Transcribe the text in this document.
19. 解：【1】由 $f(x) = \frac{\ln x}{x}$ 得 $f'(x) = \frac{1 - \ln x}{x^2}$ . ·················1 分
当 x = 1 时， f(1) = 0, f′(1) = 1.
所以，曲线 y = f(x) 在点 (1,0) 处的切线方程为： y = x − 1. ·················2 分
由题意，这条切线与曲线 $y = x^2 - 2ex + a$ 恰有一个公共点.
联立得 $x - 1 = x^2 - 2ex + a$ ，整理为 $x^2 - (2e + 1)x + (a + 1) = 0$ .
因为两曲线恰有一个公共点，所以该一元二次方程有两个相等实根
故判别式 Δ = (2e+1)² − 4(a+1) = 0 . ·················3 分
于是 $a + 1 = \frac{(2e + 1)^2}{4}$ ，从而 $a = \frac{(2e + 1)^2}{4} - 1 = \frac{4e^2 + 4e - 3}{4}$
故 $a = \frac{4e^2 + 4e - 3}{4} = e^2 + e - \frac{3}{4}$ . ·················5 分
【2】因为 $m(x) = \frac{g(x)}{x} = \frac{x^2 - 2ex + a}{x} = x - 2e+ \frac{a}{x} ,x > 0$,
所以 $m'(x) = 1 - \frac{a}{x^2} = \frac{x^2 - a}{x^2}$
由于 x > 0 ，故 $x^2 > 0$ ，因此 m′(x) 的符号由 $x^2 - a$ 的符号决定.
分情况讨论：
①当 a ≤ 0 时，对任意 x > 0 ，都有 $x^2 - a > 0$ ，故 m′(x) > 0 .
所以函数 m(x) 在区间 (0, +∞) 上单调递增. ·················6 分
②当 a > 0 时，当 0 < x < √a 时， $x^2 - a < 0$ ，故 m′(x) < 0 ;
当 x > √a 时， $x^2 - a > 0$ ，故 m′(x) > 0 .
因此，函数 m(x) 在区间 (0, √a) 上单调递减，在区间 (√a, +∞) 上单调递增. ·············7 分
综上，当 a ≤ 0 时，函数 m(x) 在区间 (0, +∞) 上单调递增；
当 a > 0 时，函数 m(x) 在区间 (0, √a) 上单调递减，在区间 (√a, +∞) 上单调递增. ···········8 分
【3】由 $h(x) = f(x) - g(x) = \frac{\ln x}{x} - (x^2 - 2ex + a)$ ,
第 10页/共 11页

-*-*-

#### SHORT EXERCISE:
Give only the number of lines in the records that contain the string "上单调递增".

#### COMPLETE OUTPUT:
4